Below are records; state how many of their lines hold the word "object", and give only the figure.
## Begin
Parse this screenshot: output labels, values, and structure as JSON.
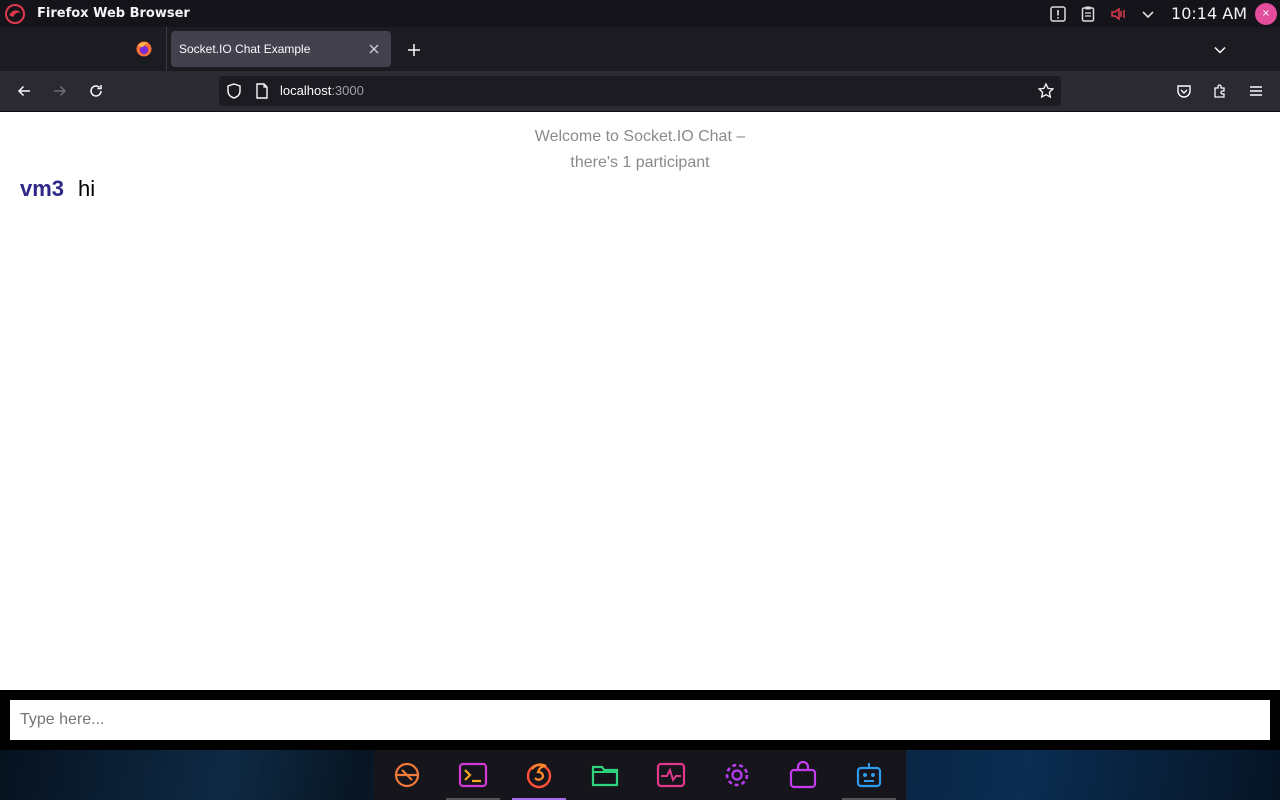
{
  "system_bar": {
    "app_title": "Firefox Web Browser",
    "clock": "10:14 AM"
  },
  "tabs": [
    {
      "title": "Socket.IO Chat Example",
      "active": true
    }
  ],
  "urlbar": {
    "host": "localhost",
    "port": ":3000"
  },
  "page": {
    "welcome_line1": "Welcome to Socket.IO Chat –",
    "welcome_line2": "there's 1 participant",
    "messages": [
      {
        "username": "vm3",
        "text": "hi"
      }
    ],
    "input_placeholder": "Type here..."
  },
  "colors": {
    "username": "#2f2889",
    "log_text": "#8a8a8a",
    "dock_active_indicator": "#a56cf0"
  },
  "dock": {
    "items": [
      {
        "icon": "app-launcher-icon",
        "active": false
      },
      {
        "icon": "terminal-icon",
        "active": false
      },
      {
        "icon": "firefox-icon",
        "active": true
      },
      {
        "icon": "files-icon",
        "active": false
      },
      {
        "icon": "system-monitor-icon",
        "active": false
      },
      {
        "icon": "settings-icon",
        "active": false
      },
      {
        "icon": "software-store-icon",
        "active": false
      },
      {
        "icon": "robot-app-icon",
        "active": false
      }
    ]
  }
}
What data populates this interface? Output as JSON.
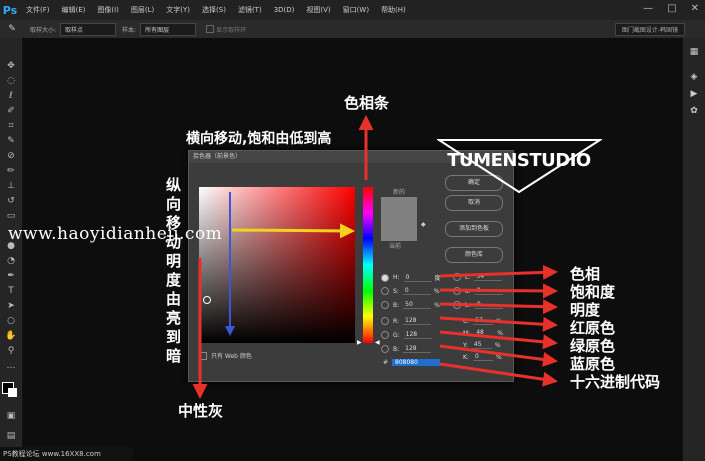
{
  "app": {
    "logo": "Ps"
  },
  "menu": [
    "文件(F)",
    "编辑(E)",
    "图像(I)",
    "图层(L)",
    "文字(Y)",
    "选择(S)",
    "滤镜(T)",
    "3D(D)",
    "视图(V)",
    "窗口(W)",
    "帮助(H)"
  ],
  "window_controls": [
    "—",
    "□",
    "✕"
  ],
  "options": {
    "sample_size_label": "取样大小:",
    "sample_size_value": "取样点",
    "sample_label": "样本:",
    "sample_value": "所有图层",
    "show_ring_label": "显示取样环",
    "workspace": "图门截图设计-韩国镜"
  },
  "dialog": {
    "title": "拾色器（前景色）",
    "new_label": "新的",
    "current_label": "当前",
    "buttons": {
      "ok": "确定",
      "cancel": "取消",
      "add_swatch": "添加到色板",
      "color_libraries": "颜色库"
    },
    "web_only": "只有 Web 颜色",
    "fields": {
      "H": {
        "label": "H:",
        "value": "0",
        "unit": "度"
      },
      "S": {
        "label": "S:",
        "value": "0",
        "unit": "%"
      },
      "B": {
        "label": "B:",
        "value": "50",
        "unit": "%"
      },
      "R": {
        "label": "R:",
        "value": "128"
      },
      "G": {
        "label": "G:",
        "value": "128"
      },
      "Bl": {
        "label": "B:",
        "value": "128"
      },
      "L": {
        "label": "L:",
        "value": "54"
      },
      "a": {
        "label": "a:",
        "value": "0"
      },
      "b": {
        "label": "b:",
        "value": "0"
      },
      "C": {
        "label": "C:",
        "value": "57",
        "unit": "%"
      },
      "M": {
        "label": "M:",
        "value": "48",
        "unit": "%"
      },
      "Y": {
        "label": "Y:",
        "value": "45",
        "unit": "%"
      },
      "K": {
        "label": "K:",
        "value": "0",
        "unit": "%"
      }
    },
    "hex_prefix": "#",
    "hex_value": "808080",
    "colors": {
      "current": "#808080",
      "hex_highlight": "#1e6fd1"
    }
  },
  "annotations": {
    "hue_strip": "色相条",
    "horizontal": "横向移动,饱和由低到高",
    "vertical": "纵向移动明度由亮到暗",
    "neutral_gray": "中性灰",
    "hue": "色相",
    "saturation": "饱和度",
    "brightness": "明度",
    "red": "红原色",
    "green": "绿原色",
    "blue": "蓝原色",
    "hex": "十六进制代码"
  },
  "logo_text": "TUMENSTUDIO",
  "watermark": "www.haoyidianheji.com",
  "footer": "PS教程论坛 www.16XX8.com",
  "arrow_colors": {
    "red": "#e8312a",
    "blue": "#3a57d6",
    "yellow": "#f2d21b"
  }
}
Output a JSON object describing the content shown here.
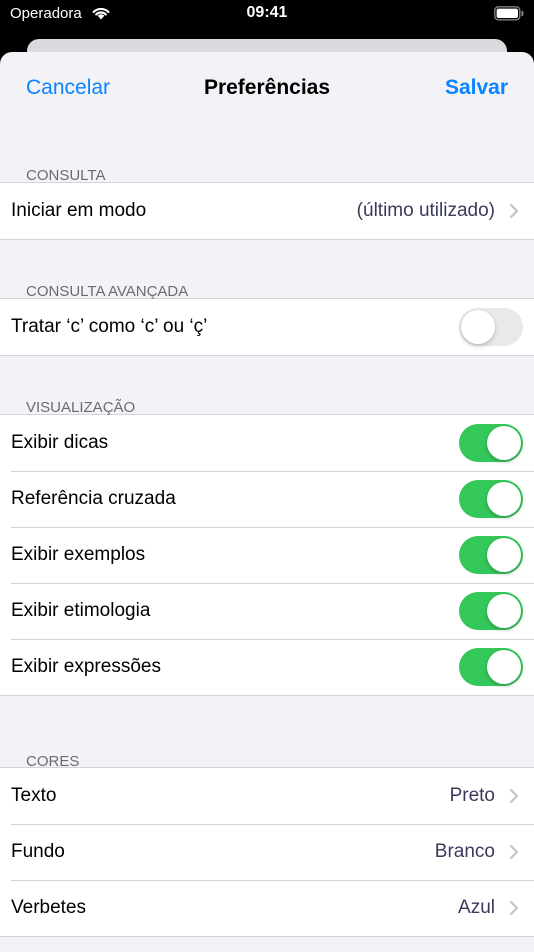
{
  "status_bar": {
    "carrier": "Operadora",
    "time": "09:41"
  },
  "nav": {
    "cancel": "Cancelar",
    "title": "Preferências",
    "save": "Salvar"
  },
  "sections": {
    "consulta": {
      "header": "CONSULTA",
      "rows": [
        {
          "label": "Iniciar em modo",
          "value": "(último utilizado)"
        }
      ]
    },
    "avancada": {
      "header": "CONSULTA AVANÇADA",
      "rows": [
        {
          "label": "Tratar ‘c’ como ‘c’ ou ‘ç’",
          "on": false
        }
      ]
    },
    "visualizacao": {
      "header": "VISUALIZAÇÃO",
      "rows": [
        {
          "label": "Exibir dicas",
          "on": true
        },
        {
          "label": "Referência cruzada",
          "on": true
        },
        {
          "label": "Exibir exemplos",
          "on": true
        },
        {
          "label": "Exibir etimologia",
          "on": true
        },
        {
          "label": "Exibir expressões",
          "on": true
        }
      ]
    },
    "cores": {
      "header": "CORES",
      "rows": [
        {
          "label": "Texto",
          "value": "Preto"
        },
        {
          "label": "Fundo",
          "value": "Branco"
        },
        {
          "label": "Verbetes",
          "value": "Azul"
        }
      ]
    }
  },
  "colors": {
    "accent": "#0a84ff",
    "toggle_on": "#34c759",
    "toggle_off": "#e9e9eb"
  }
}
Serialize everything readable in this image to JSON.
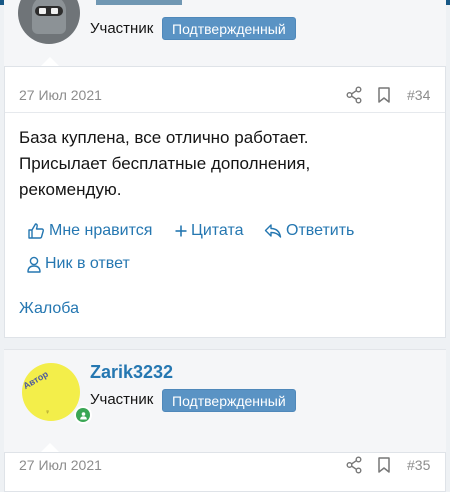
{
  "post1": {
    "author_role": "Участник",
    "author_badge": "Подтвержденный",
    "date": "27 Июл 2021",
    "number": "#34",
    "body_lines": [
      "База куплена, все отлично работает.",
      "Присылает бесплатные дополнения,",
      "рекомендую."
    ],
    "actions": {
      "like": "Мне нравится",
      "quote": "Цитата",
      "reply": "Ответить",
      "mention": "Ник в ответ",
      "report": "Жалоба"
    }
  },
  "post2": {
    "username": "Zarik3232",
    "author_role": "Участник",
    "author_badge": "Подтвержденный",
    "avatar_text": "Автор",
    "date": "27 Июл 2021",
    "number": "#35"
  },
  "colors": {
    "accent": "#2577b1",
    "badge": "#5a93c4",
    "online": "#3aa655",
    "header": "#185886"
  },
  "icons": [
    "share-icon",
    "bookmark-icon",
    "thumbs-up-icon",
    "plus-icon",
    "reply-icon",
    "user-icon",
    "online-indicator-icon"
  ]
}
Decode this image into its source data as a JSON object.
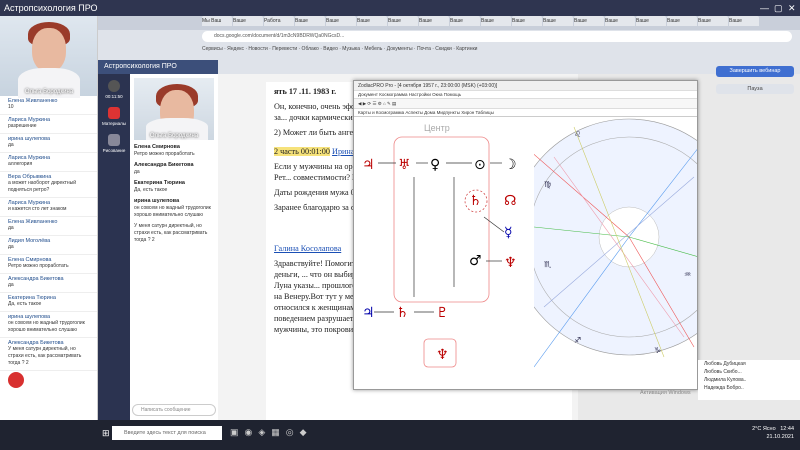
{
  "window": {
    "title": "Астропсихология ПРО"
  },
  "outer_chat": {
    "video_name": "Ольга Бородкина",
    "messages": [
      {
        "name": "Елена Живланенко",
        "text": "10"
      },
      {
        "name": "Лариса Муркина",
        "text": "разрешение"
      },
      {
        "name": "ирина шулепова",
        "text": "да"
      },
      {
        "name": "Лариса Муркина",
        "text": "аллегория"
      },
      {
        "name": "Вера Обрывкина",
        "text": "а может наоборот директный подняться ретро?"
      },
      {
        "name": "Лариса Муркина",
        "text": "и кажется сто лет знаком"
      },
      {
        "name": "Елена Живланенко",
        "text": "да"
      },
      {
        "name": "Лидия Моголёва",
        "text": "да"
      },
      {
        "name": "Елена Смирнова",
        "text": "Ретро можно проработать"
      },
      {
        "name": "Александра Бикетова",
        "text": "да"
      },
      {
        "name": "Екатерина Тюрина",
        "text": "Да, есть такое"
      },
      {
        "name": "ирина шулепова",
        "text": "он совсем но жадный трудоголик хорошо внимательно слушаю"
      },
      {
        "name": "Александра Бикетова",
        "text": "У меня сатурн директный, но страхи есть, как рассматривать тогда ? 2"
      }
    ]
  },
  "browser": {
    "url": "docs.google.com/document/d/1m3cN9BDRWQa0NGcsD...",
    "tabs": [
      "Мы Ваш",
      "Ваше",
      "Работа",
      "Ваше",
      "Ваше",
      "Ваше",
      "Ваше",
      "Ваше",
      "Ваше",
      "Ваше",
      "Ваше",
      "Ваше",
      "Ваше",
      "Ваше",
      "Ваше",
      "Ваше",
      "Ваше",
      "Ваше"
    ],
    "bookmarks": "Сервисы · Яндекс · Новости · Перевести · Облако · Видео · Музыка · Мебель · Документы · Почта · Скидки · Картинки"
  },
  "app": {
    "header": "Астропсихология ПРО",
    "timer": "00:11:50",
    "leftbar": [
      "Материалы",
      "Рисование"
    ],
    "chat_video_name": "Ольга Бородкина",
    "messages": [
      {
        "name": "Елена Смирнова",
        "text": "Ретро можно проработать"
      },
      {
        "name": "Александра Бикетова",
        "text": "да"
      },
      {
        "name": "Екатерина Тюрина",
        "text": "Да, есть такое"
      },
      {
        "name": "ирина шулепова",
        "text": "он совсем но жадный трудоголик хорошо внимательно слушаю"
      },
      {
        "name": "",
        "text": "У меня сатурн директный, но страхи есть, как рассматривать тогда ? 2"
      }
    ],
    "input_placeholder": "Написать сообщение",
    "finish_button": "Завершить вебинар",
    "pause_button": "Пауза"
  },
  "document": {
    "heading": "ять 17 .11. 1983 г.",
    "p1": "Он, конечно, очень эффектный мужчина... походы все вместе. Я, пока ничего не за... дочки кармический брак. Хотя по креста...",
    "p2": "2) Может ли быть ангелом хранителем с...",
    "part_label": "2 часть 00:01:00",
    "part_author": "Ирина Шулепова",
    "p3": "Если у мужчины на орбите Венеры директ... у женщины в центре - Ретро Плутон, Рет... совместимости? Планеты противополо...",
    "p4": "Даты рождения мужа 08.06.1958, жены - ...",
    "p5": "Заранее благодарю за ответ.",
    "author2": "Галина Косолапова",
    "p6": "Здравствуйте! Помогите мне пожалуйста... все у него благополучно, работа, деньги, ... что он выбирает красивых женщин, дома... ли я понимаю, у него чёрная Луна указы... прошлого, без разрушителя. Луна делает Плутон ретро и указывает на Венеру.Вот тут у меня вопрос, это значит, что он в прошлой жизни плохо относился к женщинам и теперь женщины его отвергают или сейчас своим поведением разрушает отношения? Вообще Плутон на орбите Марса хорошо для мужчины, это покровительство. Подскажите"
  },
  "astro": {
    "title": "ZodiacPRO Pro - [4 октября 1957 г., 23:00:00 (MSK) (+03:00)]",
    "menu": "Документ  Космограмма  Настройки  Окна  Помощь",
    "tabs": "Карты и Космограмма   Аспекты   Дома   Мидпункты   Хирон   Таблицы",
    "center_label": "Центр"
  },
  "right_panel": {
    "items": [
      "Любовь Дубицкая",
      "Любовь Скибо...",
      "Людмила Кулова..",
      "Надежда Бобро.."
    ],
    "watermark": "Активация Windows"
  },
  "taskbar": {
    "search_placeholder": "Введите здесь текст для поиска",
    "temp": "2°C Ясно",
    "time": "12:44",
    "date": "21.10.2021"
  }
}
## End
▶ RESULT FOR THIS TASK
2